*Stored data*.
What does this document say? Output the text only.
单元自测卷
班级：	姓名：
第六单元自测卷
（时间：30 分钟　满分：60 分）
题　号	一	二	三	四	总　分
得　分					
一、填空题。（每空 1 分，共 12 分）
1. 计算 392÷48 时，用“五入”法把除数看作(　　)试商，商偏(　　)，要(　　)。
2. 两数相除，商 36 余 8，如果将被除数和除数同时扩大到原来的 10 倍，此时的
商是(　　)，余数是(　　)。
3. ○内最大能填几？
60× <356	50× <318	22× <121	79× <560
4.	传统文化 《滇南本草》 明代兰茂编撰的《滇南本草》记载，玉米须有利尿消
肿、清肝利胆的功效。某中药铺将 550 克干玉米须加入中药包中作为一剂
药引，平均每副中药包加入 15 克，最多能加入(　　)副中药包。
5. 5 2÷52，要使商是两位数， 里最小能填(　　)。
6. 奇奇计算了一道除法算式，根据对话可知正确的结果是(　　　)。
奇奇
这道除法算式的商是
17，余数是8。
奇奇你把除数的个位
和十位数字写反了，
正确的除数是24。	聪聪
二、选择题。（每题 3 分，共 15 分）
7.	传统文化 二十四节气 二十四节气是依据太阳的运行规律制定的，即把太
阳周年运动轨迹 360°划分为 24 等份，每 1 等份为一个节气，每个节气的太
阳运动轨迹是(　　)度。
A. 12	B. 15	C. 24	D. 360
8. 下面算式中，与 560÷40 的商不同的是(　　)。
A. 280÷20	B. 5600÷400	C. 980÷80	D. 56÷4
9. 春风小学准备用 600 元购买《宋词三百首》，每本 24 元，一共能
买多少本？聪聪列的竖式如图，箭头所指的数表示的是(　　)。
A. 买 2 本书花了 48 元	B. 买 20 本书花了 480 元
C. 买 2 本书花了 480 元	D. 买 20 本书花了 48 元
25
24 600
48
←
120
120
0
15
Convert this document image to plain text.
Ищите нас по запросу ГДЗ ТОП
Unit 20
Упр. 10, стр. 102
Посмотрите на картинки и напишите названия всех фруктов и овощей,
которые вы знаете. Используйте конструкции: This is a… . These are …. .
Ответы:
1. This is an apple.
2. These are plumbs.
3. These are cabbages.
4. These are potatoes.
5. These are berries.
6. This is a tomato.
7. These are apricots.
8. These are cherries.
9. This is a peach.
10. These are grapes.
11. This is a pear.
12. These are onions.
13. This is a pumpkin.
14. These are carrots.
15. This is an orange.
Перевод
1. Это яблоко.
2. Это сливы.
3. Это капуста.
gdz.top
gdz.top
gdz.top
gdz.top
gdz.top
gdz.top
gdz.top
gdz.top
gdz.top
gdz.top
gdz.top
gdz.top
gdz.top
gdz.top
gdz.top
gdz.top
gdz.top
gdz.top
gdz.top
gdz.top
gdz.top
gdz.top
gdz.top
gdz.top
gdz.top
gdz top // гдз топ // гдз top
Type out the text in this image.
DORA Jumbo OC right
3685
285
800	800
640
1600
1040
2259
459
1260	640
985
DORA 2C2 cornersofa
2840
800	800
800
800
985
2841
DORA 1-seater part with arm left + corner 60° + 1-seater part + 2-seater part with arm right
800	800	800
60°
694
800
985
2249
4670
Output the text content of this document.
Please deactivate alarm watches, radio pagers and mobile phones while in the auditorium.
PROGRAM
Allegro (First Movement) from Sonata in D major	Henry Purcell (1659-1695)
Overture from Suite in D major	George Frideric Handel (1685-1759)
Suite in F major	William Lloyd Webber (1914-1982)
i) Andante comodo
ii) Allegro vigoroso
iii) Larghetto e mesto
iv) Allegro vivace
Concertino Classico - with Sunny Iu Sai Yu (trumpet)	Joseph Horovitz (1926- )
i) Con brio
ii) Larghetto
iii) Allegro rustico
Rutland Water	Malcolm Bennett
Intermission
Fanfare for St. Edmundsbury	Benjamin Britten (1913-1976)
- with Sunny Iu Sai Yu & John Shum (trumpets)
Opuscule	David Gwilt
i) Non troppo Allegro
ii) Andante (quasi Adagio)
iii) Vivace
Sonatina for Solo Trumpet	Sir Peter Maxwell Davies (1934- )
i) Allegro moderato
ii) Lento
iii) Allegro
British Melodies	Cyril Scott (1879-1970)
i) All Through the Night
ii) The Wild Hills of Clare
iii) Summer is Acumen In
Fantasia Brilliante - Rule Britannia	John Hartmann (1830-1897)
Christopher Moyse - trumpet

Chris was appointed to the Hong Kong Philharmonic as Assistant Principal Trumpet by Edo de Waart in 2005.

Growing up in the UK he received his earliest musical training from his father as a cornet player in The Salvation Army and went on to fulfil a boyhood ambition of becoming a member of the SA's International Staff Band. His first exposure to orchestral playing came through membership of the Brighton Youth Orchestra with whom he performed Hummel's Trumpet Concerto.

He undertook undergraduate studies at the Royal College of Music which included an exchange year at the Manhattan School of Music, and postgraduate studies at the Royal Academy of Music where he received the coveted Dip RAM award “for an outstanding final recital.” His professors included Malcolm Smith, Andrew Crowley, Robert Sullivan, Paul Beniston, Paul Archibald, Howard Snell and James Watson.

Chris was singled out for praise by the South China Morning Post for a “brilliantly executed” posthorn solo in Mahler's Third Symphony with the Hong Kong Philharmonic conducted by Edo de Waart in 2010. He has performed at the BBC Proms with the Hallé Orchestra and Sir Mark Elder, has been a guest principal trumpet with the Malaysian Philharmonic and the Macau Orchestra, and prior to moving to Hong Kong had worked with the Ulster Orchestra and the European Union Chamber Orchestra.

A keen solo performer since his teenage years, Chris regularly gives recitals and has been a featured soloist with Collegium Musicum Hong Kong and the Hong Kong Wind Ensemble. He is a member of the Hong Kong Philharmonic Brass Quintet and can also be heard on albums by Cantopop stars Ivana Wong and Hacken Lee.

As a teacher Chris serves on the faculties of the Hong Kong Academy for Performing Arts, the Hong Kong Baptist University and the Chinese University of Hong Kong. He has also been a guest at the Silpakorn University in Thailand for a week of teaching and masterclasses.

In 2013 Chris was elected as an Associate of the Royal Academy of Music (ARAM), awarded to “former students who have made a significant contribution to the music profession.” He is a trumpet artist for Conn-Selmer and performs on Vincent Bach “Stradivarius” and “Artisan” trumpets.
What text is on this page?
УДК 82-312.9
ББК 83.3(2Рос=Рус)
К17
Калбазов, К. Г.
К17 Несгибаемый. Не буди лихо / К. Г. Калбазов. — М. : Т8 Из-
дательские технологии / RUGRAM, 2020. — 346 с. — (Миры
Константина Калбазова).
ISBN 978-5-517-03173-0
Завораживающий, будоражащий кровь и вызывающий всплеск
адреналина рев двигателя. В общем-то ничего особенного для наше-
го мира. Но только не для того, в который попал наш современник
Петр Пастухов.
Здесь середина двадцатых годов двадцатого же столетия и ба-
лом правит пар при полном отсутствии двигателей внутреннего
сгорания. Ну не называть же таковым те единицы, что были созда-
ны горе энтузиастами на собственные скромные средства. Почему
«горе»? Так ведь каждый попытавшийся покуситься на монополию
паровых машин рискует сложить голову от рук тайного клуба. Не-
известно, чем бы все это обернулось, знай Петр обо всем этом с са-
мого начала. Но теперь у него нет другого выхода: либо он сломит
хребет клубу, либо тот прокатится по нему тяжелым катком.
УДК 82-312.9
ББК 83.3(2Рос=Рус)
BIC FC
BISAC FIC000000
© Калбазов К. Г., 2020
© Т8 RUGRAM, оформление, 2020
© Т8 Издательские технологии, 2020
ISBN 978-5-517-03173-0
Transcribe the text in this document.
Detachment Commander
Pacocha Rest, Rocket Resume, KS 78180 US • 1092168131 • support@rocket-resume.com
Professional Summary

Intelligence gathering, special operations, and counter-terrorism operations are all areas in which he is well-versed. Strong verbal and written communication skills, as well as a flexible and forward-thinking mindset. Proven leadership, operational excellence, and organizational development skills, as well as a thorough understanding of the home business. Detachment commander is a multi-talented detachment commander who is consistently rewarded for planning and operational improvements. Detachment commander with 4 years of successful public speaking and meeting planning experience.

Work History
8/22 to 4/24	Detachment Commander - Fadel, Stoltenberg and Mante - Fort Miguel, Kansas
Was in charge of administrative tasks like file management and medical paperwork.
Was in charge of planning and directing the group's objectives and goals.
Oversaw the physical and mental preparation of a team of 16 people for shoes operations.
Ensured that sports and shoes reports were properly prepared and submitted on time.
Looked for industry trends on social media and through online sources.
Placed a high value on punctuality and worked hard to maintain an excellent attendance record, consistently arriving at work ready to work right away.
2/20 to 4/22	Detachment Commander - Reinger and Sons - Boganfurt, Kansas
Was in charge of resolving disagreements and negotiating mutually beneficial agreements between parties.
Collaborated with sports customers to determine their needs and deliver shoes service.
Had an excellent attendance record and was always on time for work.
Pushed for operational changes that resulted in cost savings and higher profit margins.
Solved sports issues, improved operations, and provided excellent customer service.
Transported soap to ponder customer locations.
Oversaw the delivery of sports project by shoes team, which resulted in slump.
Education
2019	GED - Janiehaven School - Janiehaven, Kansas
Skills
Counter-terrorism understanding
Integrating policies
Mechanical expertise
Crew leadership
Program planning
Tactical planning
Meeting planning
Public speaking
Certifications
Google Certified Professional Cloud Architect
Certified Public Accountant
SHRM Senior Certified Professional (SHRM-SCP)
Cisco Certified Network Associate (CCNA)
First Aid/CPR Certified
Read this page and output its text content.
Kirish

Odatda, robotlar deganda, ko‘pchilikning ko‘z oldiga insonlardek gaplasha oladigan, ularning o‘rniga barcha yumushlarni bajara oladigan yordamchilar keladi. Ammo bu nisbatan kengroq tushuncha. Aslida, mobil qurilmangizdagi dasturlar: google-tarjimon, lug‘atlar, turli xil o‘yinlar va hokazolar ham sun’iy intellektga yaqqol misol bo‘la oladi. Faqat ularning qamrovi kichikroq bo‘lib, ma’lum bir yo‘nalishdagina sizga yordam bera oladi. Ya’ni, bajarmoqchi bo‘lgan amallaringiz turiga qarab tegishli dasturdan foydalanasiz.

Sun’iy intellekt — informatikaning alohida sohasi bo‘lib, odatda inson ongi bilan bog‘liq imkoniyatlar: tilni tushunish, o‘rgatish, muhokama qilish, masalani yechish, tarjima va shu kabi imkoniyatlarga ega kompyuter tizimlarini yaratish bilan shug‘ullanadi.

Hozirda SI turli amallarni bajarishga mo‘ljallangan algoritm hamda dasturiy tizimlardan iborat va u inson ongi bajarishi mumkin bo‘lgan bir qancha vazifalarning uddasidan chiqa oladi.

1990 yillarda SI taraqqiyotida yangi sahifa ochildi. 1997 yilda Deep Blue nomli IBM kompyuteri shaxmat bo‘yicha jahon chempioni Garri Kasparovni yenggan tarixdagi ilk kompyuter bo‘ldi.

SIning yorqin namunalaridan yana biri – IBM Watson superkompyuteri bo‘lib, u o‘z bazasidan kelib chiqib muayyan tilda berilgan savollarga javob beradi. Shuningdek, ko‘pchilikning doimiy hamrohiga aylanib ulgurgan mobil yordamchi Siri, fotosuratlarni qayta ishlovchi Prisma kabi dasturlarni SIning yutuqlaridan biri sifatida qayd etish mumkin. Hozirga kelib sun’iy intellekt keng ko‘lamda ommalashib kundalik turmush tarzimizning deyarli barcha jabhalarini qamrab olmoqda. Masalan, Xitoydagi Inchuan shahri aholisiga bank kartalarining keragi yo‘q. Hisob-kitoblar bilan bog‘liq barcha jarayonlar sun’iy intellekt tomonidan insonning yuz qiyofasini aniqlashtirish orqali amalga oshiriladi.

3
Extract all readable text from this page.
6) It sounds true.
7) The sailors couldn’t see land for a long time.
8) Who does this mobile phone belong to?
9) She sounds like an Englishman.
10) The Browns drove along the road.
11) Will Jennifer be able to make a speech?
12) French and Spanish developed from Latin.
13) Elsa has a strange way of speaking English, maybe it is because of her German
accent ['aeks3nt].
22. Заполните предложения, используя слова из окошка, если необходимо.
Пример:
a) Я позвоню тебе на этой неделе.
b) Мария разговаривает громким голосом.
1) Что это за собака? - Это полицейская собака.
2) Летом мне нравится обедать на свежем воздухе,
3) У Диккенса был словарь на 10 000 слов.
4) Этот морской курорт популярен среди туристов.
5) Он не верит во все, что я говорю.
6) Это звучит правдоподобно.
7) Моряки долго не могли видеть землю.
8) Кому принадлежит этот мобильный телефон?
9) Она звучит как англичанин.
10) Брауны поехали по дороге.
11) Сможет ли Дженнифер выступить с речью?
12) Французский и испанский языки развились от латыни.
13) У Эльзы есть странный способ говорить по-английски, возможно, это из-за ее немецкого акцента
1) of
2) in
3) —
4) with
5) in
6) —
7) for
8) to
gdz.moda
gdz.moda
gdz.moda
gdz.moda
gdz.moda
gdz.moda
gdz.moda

*Task description*.
Copy each line from the records above that includes the string "Sunny".

*Solution to this task*.
Concertino Classico - with Sunny Iu Sai Yu (trumpet)	Joseph Horovitz (1926- )
- with Sunny Iu Sai Yu & John Shum (trumpets)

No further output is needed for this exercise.